"""

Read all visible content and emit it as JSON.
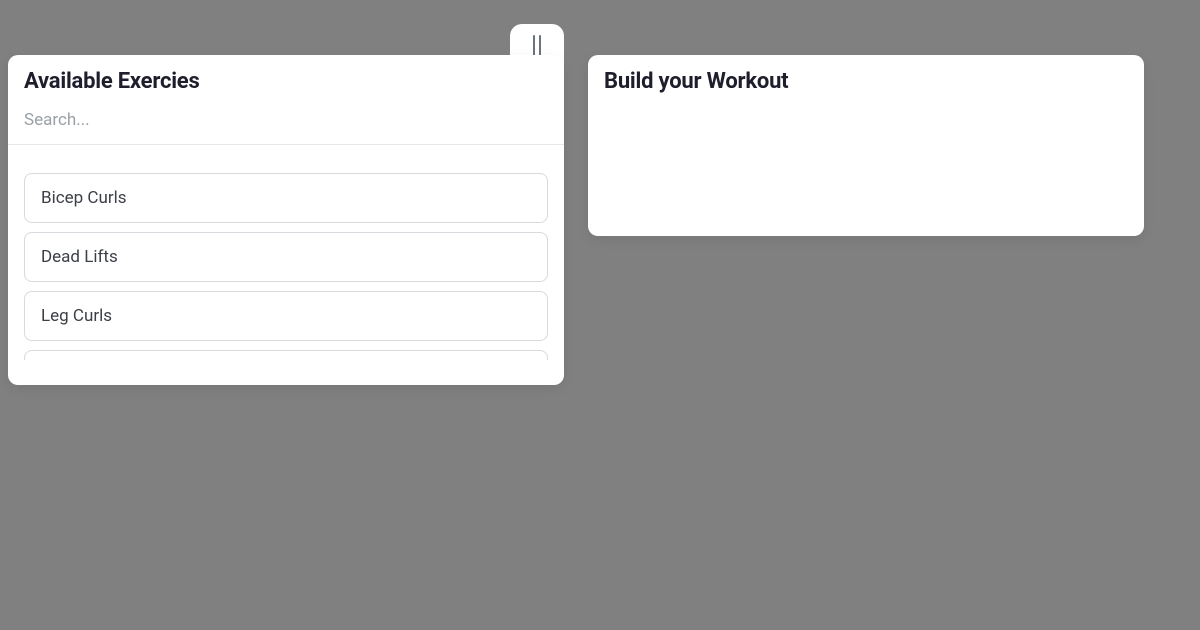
{
  "handle": {
    "name": "drag-handle"
  },
  "left_panel": {
    "title": "Available Exercies",
    "search_placeholder": "Search...",
    "items": [
      {
        "label": "Bicep Curls"
      },
      {
        "label": "Dead Lifts"
      },
      {
        "label": "Leg Curls"
      }
    ]
  },
  "right_panel": {
    "title": "Build your Workout"
  }
}
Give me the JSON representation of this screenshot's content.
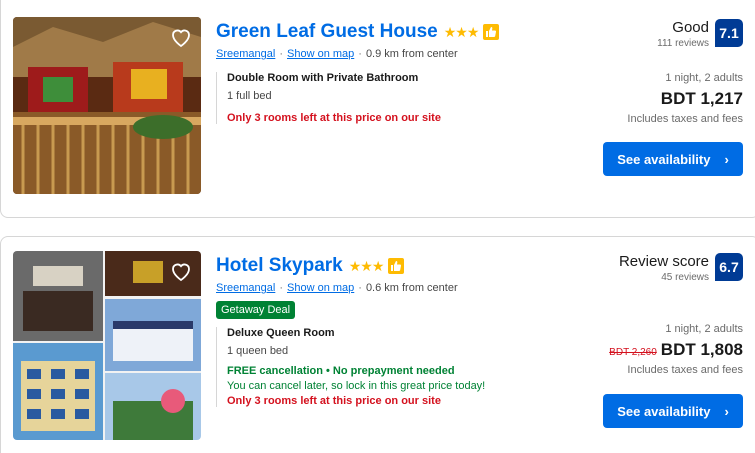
{
  "properties": [
    {
      "name": "Green Leaf Guest House",
      "stars": "★★★",
      "area": "Sreemangal",
      "map_link": "Show on map",
      "distance": "0.9 km from center",
      "room_name": "Double Room with Private Bathroom",
      "bed": "1 full bed",
      "rooms_left": "Only 3 rooms left at this price on our site",
      "review_word": "Good",
      "review_count": "111 reviews",
      "score": "7.1",
      "stay_info": "1 night, 2 adults",
      "price": "BDT 1,217",
      "taxes": "Includes taxes and fees",
      "cta": "See availability"
    },
    {
      "name": "Hotel Skypark",
      "stars": "★★★",
      "area": "Sreemangal",
      "map_link": "Show on map",
      "distance": "0.6 km from center",
      "deal": "Getaway Deal",
      "room_name": "Deluxe Queen Room",
      "bed": "1 queen bed",
      "free_cancel": "FREE cancellation • No prepayment needed",
      "cancel_later": "You can cancel later, so lock in this great price today!",
      "rooms_left": "Only 3 rooms left at this price on our site",
      "review_word": "Review score",
      "review_count": "45 reviews",
      "score": "6.7",
      "stay_info": "1 night, 2 adults",
      "old_price": "BDT 2,260",
      "price": "BDT 1,808",
      "taxes": "Includes taxes and fees",
      "cta": "See availability"
    }
  ],
  "icons": {
    "favorite": "heart-icon",
    "preferred": "thumbs-up-icon",
    "button_arrow": "chevron-right-icon"
  },
  "colors": {
    "link": "#006ce4",
    "score_bg": "#003b95",
    "stars": "#febb02",
    "deal_green": "#008234",
    "urgency_red": "#d4111e"
  }
}
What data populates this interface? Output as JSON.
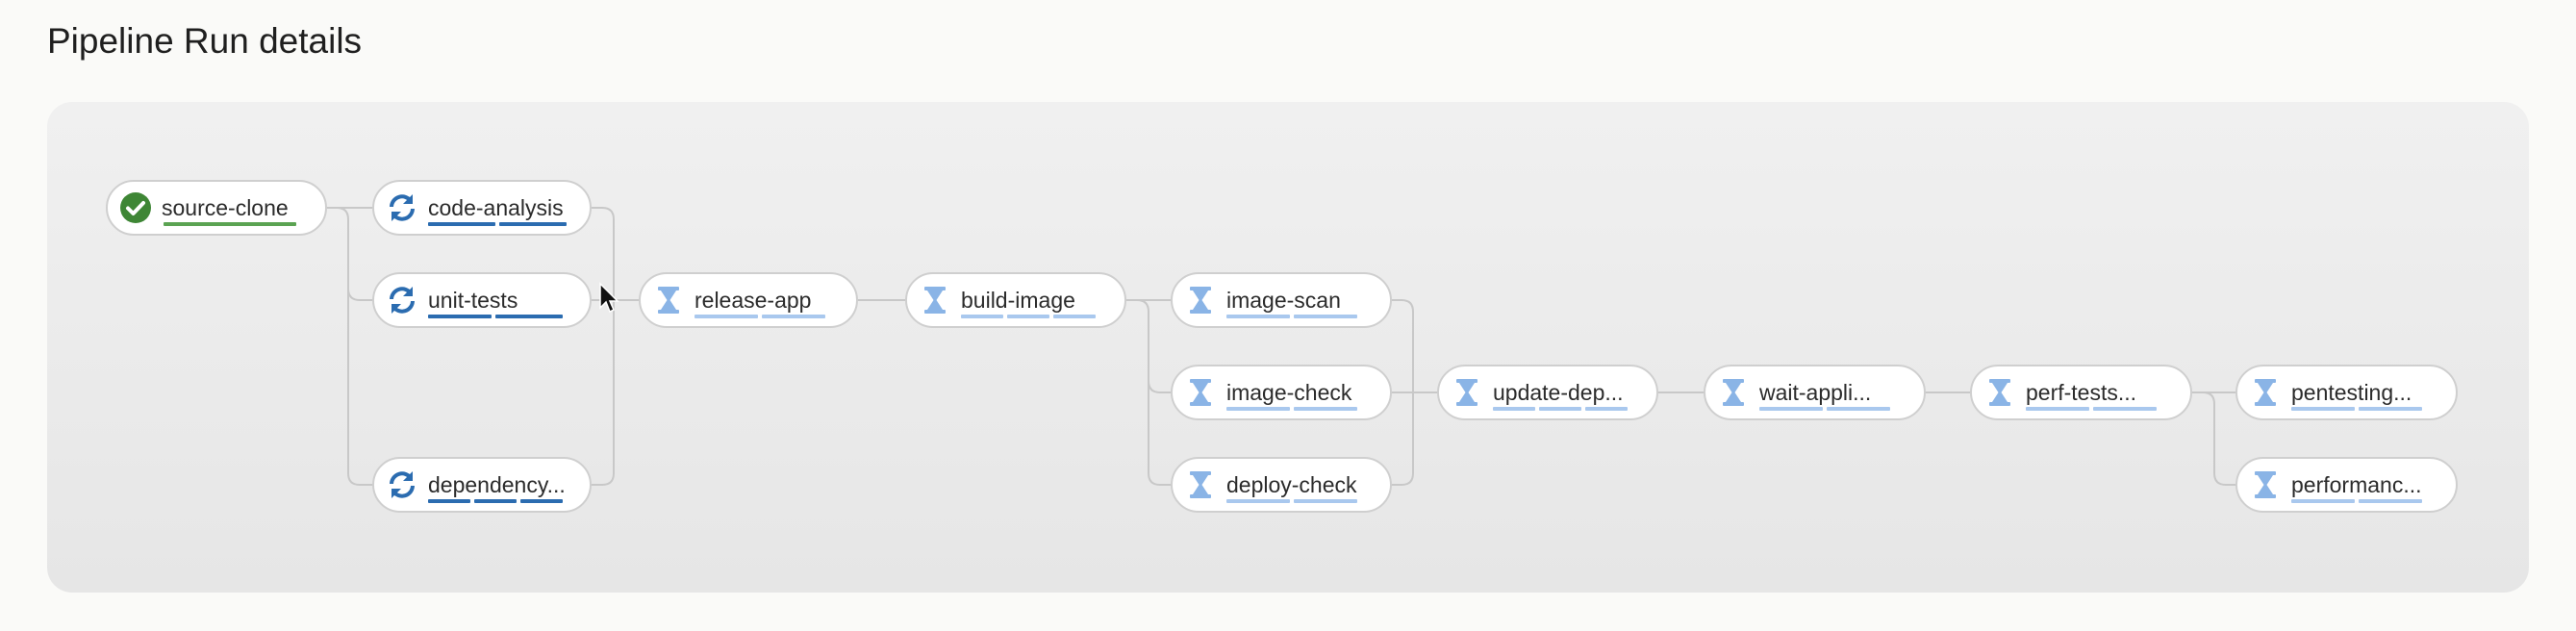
{
  "page": {
    "title": "Pipeline Run details"
  },
  "colors": {
    "success": "#3e8635",
    "running": "#2b6cb0",
    "pending": "#8ab4e6",
    "pending_bar": "#a9c8ee",
    "edge": "#c8c8c8"
  },
  "nodes": [
    {
      "id": "source-clone",
      "label": "source-clone",
      "status": "succeeded",
      "icon": "check-circle-icon"
    },
    {
      "id": "code-analysis",
      "label": "code-analysis",
      "status": "running",
      "icon": "sync-icon"
    },
    {
      "id": "unit-tests",
      "label": "unit-tests",
      "status": "running",
      "icon": "sync-icon"
    },
    {
      "id": "dependency",
      "label": "dependency...",
      "status": "running",
      "icon": "sync-icon"
    },
    {
      "id": "release-app",
      "label": "release-app",
      "status": "pending",
      "icon": "hourglass-icon"
    },
    {
      "id": "build-image",
      "label": "build-image",
      "status": "pending",
      "icon": "hourglass-icon"
    },
    {
      "id": "image-scan",
      "label": "image-scan",
      "status": "pending",
      "icon": "hourglass-icon"
    },
    {
      "id": "image-check",
      "label": "image-check",
      "status": "pending",
      "icon": "hourglass-icon"
    },
    {
      "id": "deploy-check",
      "label": "deploy-check",
      "status": "pending",
      "icon": "hourglass-icon"
    },
    {
      "id": "update-dep",
      "label": "update-dep...",
      "status": "pending",
      "icon": "hourglass-icon"
    },
    {
      "id": "wait-appli",
      "label": "wait-appli...",
      "status": "pending",
      "icon": "hourglass-icon"
    },
    {
      "id": "perf-tests",
      "label": "perf-tests...",
      "status": "pending",
      "icon": "hourglass-icon"
    },
    {
      "id": "pentesting",
      "label": "pentesting...",
      "status": "pending",
      "icon": "hourglass-icon"
    },
    {
      "id": "performanc",
      "label": "performanc...",
      "status": "pending",
      "icon": "hourglass-icon"
    }
  ]
}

"""

**Exercise**
Will you restate every entry word for word and omit the images?

**Result of the task**
Read all visible content and emit it as JSON.
{
  "handle": {
    "name": "drag-handle"
  },
  "left_panel": {
    "title": "Available Exercies",
    "search_placeholder": "Search...",
    "items": [
      {
        "label": "Bicep Curls"
      },
      {
        "label": "Dead Lifts"
      },
      {
        "label": "Leg Curls"
      }
    ]
  },
  "right_panel": {
    "title": "Build your Workout"
  }
}
Give me the JSON representation of this screenshot's content.
{
  "properties": [
    {
      "name": "Green Leaf Guest House",
      "stars": "★★★",
      "area": "Sreemangal",
      "map_link": "Show on map",
      "distance": "0.9 km from center",
      "room_name": "Double Room with Private Bathroom",
      "bed": "1 full bed",
      "rooms_left": "Only 3 rooms left at this price on our site",
      "review_word": "Good",
      "review_count": "111 reviews",
      "score": "7.1",
      "stay_info": "1 night, 2 adults",
      "price": "BDT 1,217",
      "taxes": "Includes taxes and fees",
      "cta": "See availability"
    },
    {
      "name": "Hotel Skypark",
      "stars": "★★★",
      "area": "Sreemangal",
      "map_link": "Show on map",
      "distance": "0.6 km from center",
      "deal": "Getaway Deal",
      "room_name": "Deluxe Queen Room",
      "bed": "1 queen bed",
      "free_cancel": "FREE cancellation • No prepayment needed",
      "cancel_later": "You can cancel later, so lock in this great price today!",
      "rooms_left": "Only 3 rooms left at this price on our site",
      "review_word": "Review score",
      "review_count": "45 reviews",
      "score": "6.7",
      "stay_info": "1 night, 2 adults",
      "old_price": "BDT 2,260",
      "price": "BDT 1,808",
      "taxes": "Includes taxes and fees",
      "cta": "See availability"
    }
  ],
  "icons": {
    "favorite": "heart-icon",
    "preferred": "thumbs-up-icon",
    "button_arrow": "chevron-right-icon"
  },
  "colors": {
    "link": "#006ce4",
    "score_bg": "#003b95",
    "stars": "#febb02",
    "deal_green": "#008234",
    "urgency_red": "#d4111e"
  }
}
What data populates this interface? Output as JSON.
{
  "page": {
    "title": "Pipeline Run details"
  },
  "colors": {
    "success": "#3e8635",
    "running": "#2b6cb0",
    "pending": "#8ab4e6",
    "pending_bar": "#a9c8ee",
    "edge": "#c8c8c8"
  },
  "nodes": [
    {
      "id": "source-clone",
      "label": "source-clone",
      "status": "succeeded",
      "icon": "check-circle-icon"
    },
    {
      "id": "code-analysis",
      "label": "code-analysis",
      "status": "running",
      "icon": "sync-icon"
    },
    {
      "id": "unit-tests",
      "label": "unit-tests",
      "status": "running",
      "icon": "sync-icon"
    },
    {
      "id": "dependency",
      "label": "dependency...",
      "status": "running",
      "icon": "sync-icon"
    },
    {
      "id": "release-app",
      "label": "release-app",
      "status": "pending",
      "icon": "hourglass-icon"
    },
    {
      "id": "build-image",
      "label": "build-image",
      "status": "pending",
      "icon": "hourglass-icon"
    },
    {
      "id": "image-scan",
      "label": "image-scan",
      "status": "pending",
      "icon": "hourglass-icon"
    },
    {
      "id": "image-check",
      "label": "image-check",
      "status": "pending",
      "icon": "hourglass-icon"
    },
    {
      "id": "deploy-check",
      "label": "deploy-check",
      "status": "pending",
      "icon": "hourglass-icon"
    },
    {
      "id": "update-dep",
      "label": "update-dep...",
      "status": "pending",
      "icon": "hourglass-icon"
    },
    {
      "id": "wait-appli",
      "label": "wait-appli...",
      "status": "pending",
      "icon": "hourglass-icon"
    },
    {
      "id": "perf-tests",
      "label": "perf-tests...",
      "status": "pending",
      "icon": "hourglass-icon"
    },
    {
      "id": "pentesting",
      "label": "pentesting...",
      "status": "pending",
      "icon": "hourglass-icon"
    },
    {
      "id": "performanc",
      "label": "performanc...",
      "status": "pending",
      "icon": "hourglass-icon"
    }
  ]
}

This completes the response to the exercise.